_RECORDS SHOWN_
========

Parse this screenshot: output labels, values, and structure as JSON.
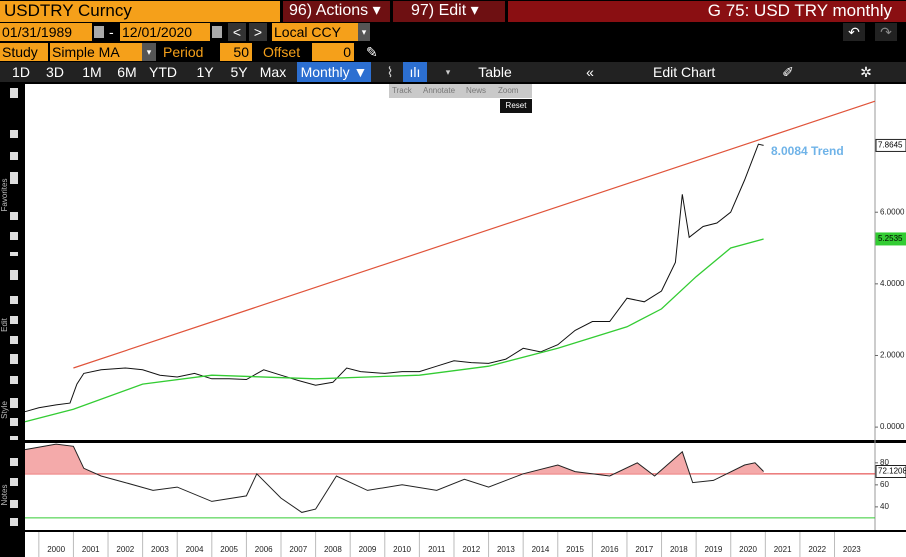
{
  "toolbar": {
    "ticker": "USDTRY Curncy",
    "actions": "96) Actions ▾",
    "edit": "97) Edit ▾",
    "title": "G 75: USD TRY monthly",
    "start_date": "01/31/1989",
    "date_sep": "-",
    "end_date": "12/01/2020",
    "currency": "Local CCY",
    "study_label": "Study",
    "study": "Simple MA",
    "period_label": "Period",
    "period": "50",
    "offset_label": "Offset",
    "offset": "0",
    "ranges": [
      "1D",
      "3D",
      "1M",
      "6M",
      "YTD",
      "1Y",
      "5Y",
      "Max"
    ],
    "frequency": "Monthly ▼",
    "table": "Table",
    "edit_chart": "Edit Chart"
  },
  "overlay_menu": {
    "items": [
      "Track",
      "Annotate",
      "News",
      "Zoom"
    ],
    "reset": "Reset"
  },
  "side_labels": [
    "Favorites",
    "Edit",
    "Style",
    "Notes"
  ],
  "chart_data": {
    "type": "line",
    "xlim": [
      1999.6,
      2024.17
    ],
    "ylim": [
      -0.36,
      9.58
    ],
    "xticks": [
      2000,
      2001,
      2002,
      2003,
      2004,
      2005,
      2006,
      2007,
      2008,
      2009,
      2010,
      2011,
      2012,
      2013,
      2014,
      2015,
      2016,
      2017,
      2018,
      2019,
      2020,
      2021,
      2022,
      2023
    ],
    "yticks": [
      {
        "value": 0,
        "label": "0.0000"
      },
      {
        "value": 2,
        "label": "2.0000"
      },
      {
        "value": 4,
        "label": "4.0000"
      },
      {
        "value": 6,
        "label": "6.0000"
      }
    ],
    "series": [
      {
        "name": "USDTRY",
        "color": "#111111",
        "x": [
          1999.6,
          2000.0,
          2000.5,
          2000.9,
          2001.1,
          2001.3,
          2001.8,
          2002.5,
          2003.0,
          2003.5,
          2004.0,
          2004.5,
          2005.0,
          2005.5,
          2006.0,
          2006.5,
          2007.0,
          2007.5,
          2008.0,
          2008.5,
          2008.9,
          2009.3,
          2010.0,
          2010.5,
          2011.0,
          2011.5,
          2012.0,
          2012.5,
          2013.0,
          2013.5,
          2014.0,
          2014.5,
          2015.0,
          2015.5,
          2016.0,
          2016.5,
          2017.0,
          2017.5,
          2018.0,
          2018.4,
          2018.6,
          2018.8,
          2019.2,
          2019.6,
          2020.0,
          2020.4,
          2020.8,
          2020.95
        ],
        "values": [
          0.43,
          0.54,
          0.62,
          0.67,
          1.2,
          1.5,
          1.6,
          1.65,
          1.6,
          1.45,
          1.4,
          1.5,
          1.35,
          1.35,
          1.33,
          1.6,
          1.45,
          1.3,
          1.17,
          1.25,
          1.65,
          1.55,
          1.5,
          1.55,
          1.55,
          1.7,
          1.85,
          1.8,
          1.78,
          1.9,
          2.2,
          2.1,
          2.3,
          2.7,
          2.95,
          2.95,
          3.6,
          3.5,
          3.8,
          4.6,
          6.5,
          5.3,
          5.6,
          5.7,
          6.0,
          6.9,
          7.9,
          7.8645
        ]
      },
      {
        "name": "SMA 50",
        "color": "#33cc33",
        "x": [
          1999.6,
          2001.0,
          2003.0,
          2005.0,
          2008.0,
          2011.0,
          2013.0,
          2015.0,
          2017.0,
          2018.0,
          2019.0,
          2020.0,
          2020.95
        ],
        "values": [
          0.15,
          0.5,
          1.2,
          1.45,
          1.35,
          1.45,
          1.7,
          2.2,
          2.8,
          3.3,
          4.2,
          5.0,
          5.2535
        ]
      }
    ],
    "trendline": {
      "x": [
        2001.0,
        2024.17
      ],
      "values": [
        1.65,
        9.1
      ],
      "color": "#e0533a",
      "label": "8.0084 Trend"
    },
    "rsi": {
      "ylim": [
        19,
        98
      ],
      "yticks": [
        40,
        60,
        80
      ],
      "levels": [
        70,
        30
      ],
      "x": [
        1999.6,
        2000.5,
        2001.0,
        2001.3,
        2001.8,
        2002.5,
        2003.3,
        2004.0,
        2005.0,
        2006.0,
        2006.3,
        2007.0,
        2007.6,
        2008.0,
        2008.6,
        2009.5,
        2010.5,
        2011.5,
        2012.3,
        2013.0,
        2014.0,
        2015.0,
        2015.5,
        2016.5,
        2017.3,
        2017.8,
        2018.6,
        2018.9,
        2019.5,
        2020.4,
        2020.7,
        2020.95
      ],
      "values": [
        92,
        97,
        95,
        75,
        68,
        62,
        55,
        58,
        45,
        50,
        70,
        48,
        35,
        38,
        68,
        55,
        60,
        55,
        65,
        58,
        70,
        78,
        72,
        68,
        80,
        68,
        90,
        62,
        64,
        78,
        80,
        72.1208
      ]
    }
  }
}
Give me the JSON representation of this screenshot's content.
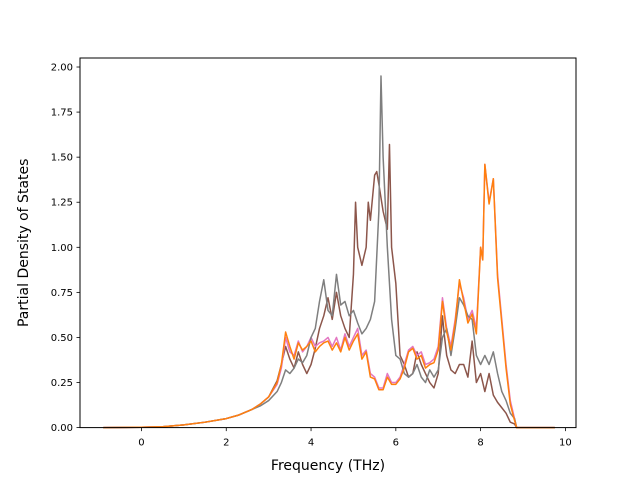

========

_SET TASK_
Repeat the listing verbatim. Skip the pictures.

_TASK RESULT_
Parse this screenshot: output labels, values, and structure as JSON.
{
  "toolbar": {
    "ticker": "USDTRY Curncy",
    "actions": "96) Actions ▾",
    "edit": "97) Edit ▾",
    "title": "G 75: USD TRY monthly",
    "start_date": "01/31/1989",
    "date_sep": "-",
    "end_date": "12/01/2020",
    "currency": "Local CCY",
    "study_label": "Study",
    "study": "Simple MA",
    "period_label": "Period",
    "period": "50",
    "offset_label": "Offset",
    "offset": "0",
    "ranges": [
      "1D",
      "3D",
      "1M",
      "6M",
      "YTD",
      "1Y",
      "5Y",
      "Max"
    ],
    "frequency": "Monthly ▼",
    "table": "Table",
    "edit_chart": "Edit Chart"
  },
  "overlay_menu": {
    "items": [
      "Track",
      "Annotate",
      "News",
      "Zoom"
    ],
    "reset": "Reset"
  },
  "side_labels": [
    "Favorites",
    "Edit",
    "Style",
    "Notes"
  ],
  "chart_data": {
    "type": "line",
    "xlim": [
      1999.6,
      2024.17
    ],
    "ylim": [
      -0.36,
      9.58
    ],
    "xticks": [
      2000,
      2001,
      2002,
      2003,
      2004,
      2005,
      2006,
      2007,
      2008,
      2009,
      2010,
      2011,
      2012,
      2013,
      2014,
      2015,
      2016,
      2017,
      2018,
      2019,
      2020,
      2021,
      2022,
      2023
    ],
    "yticks": [
      {
        "value": 0,
        "label": "0.0000"
      },
      {
        "value": 2,
        "label": "2.0000"
      },
      {
        "value": 4,
        "label": "4.0000"
      },
      {
        "value": 6,
        "label": "6.0000"
      }
    ],
    "series": [
      {
        "name": "USDTRY",
        "color": "#111111",
        "x": [
          1999.6,
          2000.0,
          2000.5,
          2000.9,
          2001.1,
          2001.3,
          2001.8,
          2002.5,
          2003.0,
          2003.5,
          2004.0,
          2004.5,
          2005.0,
          2005.5,
          2006.0,
          2006.5,
          2007.0,
          2007.5,
          2008.0,
          2008.5,
          2008.9,
          2009.3,
          2010.0,
          2010.5,
          2011.0,
          2011.5,
          2012.0,
          2012.5,
          2013.0,
          2013.5,
          2014.0,
          2014.5,
          2015.0,
          2015.5,
          2016.0,
          2016.5,
          2017.0,
          2017.5,
          2018.0,
          2018.4,
          2018.6,
          2018.8,
          2019.2,
          2019.6,
          2020.0,
          2020.4,
          2020.8,
          2020.95
        ],
        "values": [
          0.43,
          0.54,
          0.62,
          0.67,
          1.2,
          1.5,
          1.6,
          1.65,
          1.6,
          1.45,
          1.4,
          1.5,
          1.35,
          1.35,
          1.33,
          1.6,
          1.45,
          1.3,
          1.17,
          1.25,
          1.65,
          1.55,
          1.5,
          1.55,
          1.55,
          1.7,
          1.85,
          1.8,
          1.78,
          1.9,
          2.2,
          2.1,
          2.3,
          2.7,
          2.95,
          2.95,
          3.6,
          3.5,
          3.8,
          4.6,
          6.5,
          5.3,
          5.6,
          5.7,
          6.0,
          6.9,
          7.9,
          7.8645
        ]
      },
      {
        "name": "SMA 50",
        "color": "#33cc33",
        "x": [
          1999.6,
          2001.0,
          2003.0,
          2005.0,
          2008.0,
          2011.0,
          2013.0,
          2015.0,
          2017.0,
          2018.0,
          2019.0,
          2020.0,
          2020.95
        ],
        "values": [
          0.15,
          0.5,
          1.2,
          1.45,
          1.35,
          1.45,
          1.7,
          2.2,
          2.8,
          3.3,
          4.2,
          5.0,
          5.2535
        ]
      }
    ],
    "trendline": {
      "x": [
        2001.0,
        2024.17
      ],
      "values": [
        1.65,
        9.1
      ],
      "color": "#e0533a",
      "label": "8.0084 Trend"
    },
    "rsi": {
      "ylim": [
        19,
        98
      ],
      "yticks": [
        40,
        60,
        80
      ],
      "levels": [
        70,
        30
      ],
      "x": [
        1999.6,
        2000.5,
        2001.0,
        2001.3,
        2001.8,
        2002.5,
        2003.3,
        2004.0,
        2005.0,
        2006.0,
        2006.3,
        2007.0,
        2007.6,
        2008.0,
        2008.6,
        2009.5,
        2010.5,
        2011.5,
        2012.3,
        2013.0,
        2014.0,
        2015.0,
        2015.5,
        2016.5,
        2017.3,
        2017.8,
        2018.6,
        2018.9,
        2019.5,
        2020.4,
        2020.7,
        2020.95
      ],
      "values": [
        92,
        97,
        95,
        75,
        68,
        62,
        55,
        58,
        45,
        50,
        70,
        48,
        35,
        38,
        68,
        55,
        60,
        55,
        65,
        58,
        70,
        78,
        72,
        68,
        80,
        68,
        90,
        62,
        64,
        78,
        80,
        72.1208
      ]
    }
  }
}
Give me the JSON representation of this screenshot's content.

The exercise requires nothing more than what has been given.